Connection (b) to inertial measurement sensors or gyros 520, which can be wireless, gives the control processor acceleration information in 1 , 2 or 3 axes as well as rotation rate information about 1 , 2 or 3 axes. In some

embodiments, accelerometers can be substituted for gyros, although gyros are generally used for, for example, rotation rate. A plurality of data links 530, shown at (c) and expanded to show detail at the lower portion of Figure 5A, provides information about relevant characteristics of the leading truck 100, including its acceleration, or is used to provide the same or similar information to the following truck 105. The brake valve and sensor 550, connected on bus (d), provides data on brake pressure, and is used to apply pressure via a command from the control processor 500. The accelerator command 555 is sent via an analog voltage or a communications signal (CAN or otherwise).

[0055] The control processor performs calculations to process the sensor information, information from the GUI, and any other data sources, and determine the correct set of actuator commands to attain the current goal (example: maintaining a constant following distance to the preceding vehicle). As shown there, the data links include one or more wireless links 535 such as cellular, DSRC, etc. The data links 530 also comprise inputs from the vehicle, shown at 540, which are typically transmitted via the vehicle's engine control unit, or ECU, indicated at 545 and typically provided by the vehicle

manufacturer. Depending upon the embodiment, the control processor communicates bi-directionally with the various input devices.

◆ WORK INSTRUCTIONS ◆
According to the passage on truck control, how is the accelerator command sent? You won't need the rows for this.

◆ MATERIAL SHOWN ◆

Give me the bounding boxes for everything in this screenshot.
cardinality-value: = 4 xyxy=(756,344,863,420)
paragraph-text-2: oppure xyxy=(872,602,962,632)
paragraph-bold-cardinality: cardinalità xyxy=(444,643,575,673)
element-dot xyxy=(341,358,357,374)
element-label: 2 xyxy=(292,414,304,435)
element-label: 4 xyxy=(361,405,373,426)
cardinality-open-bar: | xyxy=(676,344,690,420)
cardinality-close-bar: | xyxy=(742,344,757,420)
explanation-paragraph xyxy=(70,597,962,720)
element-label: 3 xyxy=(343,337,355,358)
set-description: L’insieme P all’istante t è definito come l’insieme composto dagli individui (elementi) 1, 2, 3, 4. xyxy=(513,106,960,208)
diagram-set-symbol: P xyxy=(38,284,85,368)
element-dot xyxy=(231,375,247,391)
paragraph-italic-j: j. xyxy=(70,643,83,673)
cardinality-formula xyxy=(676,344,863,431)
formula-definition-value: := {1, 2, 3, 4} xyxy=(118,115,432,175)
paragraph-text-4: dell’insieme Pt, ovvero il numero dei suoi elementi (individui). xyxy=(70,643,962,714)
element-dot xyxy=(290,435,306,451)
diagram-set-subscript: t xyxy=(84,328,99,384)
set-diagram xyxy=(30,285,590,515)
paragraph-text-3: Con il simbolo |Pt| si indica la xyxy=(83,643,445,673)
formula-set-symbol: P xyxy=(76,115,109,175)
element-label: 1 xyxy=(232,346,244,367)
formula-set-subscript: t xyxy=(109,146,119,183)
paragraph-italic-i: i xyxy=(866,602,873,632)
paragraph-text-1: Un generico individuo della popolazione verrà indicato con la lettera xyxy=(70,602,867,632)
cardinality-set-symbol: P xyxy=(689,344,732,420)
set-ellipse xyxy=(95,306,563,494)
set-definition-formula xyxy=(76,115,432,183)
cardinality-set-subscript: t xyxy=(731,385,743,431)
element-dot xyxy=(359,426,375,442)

◆ RESULT OF THIS TASK ◆
It is sent via an analog voltage or a communications signal (CAN or otherwise).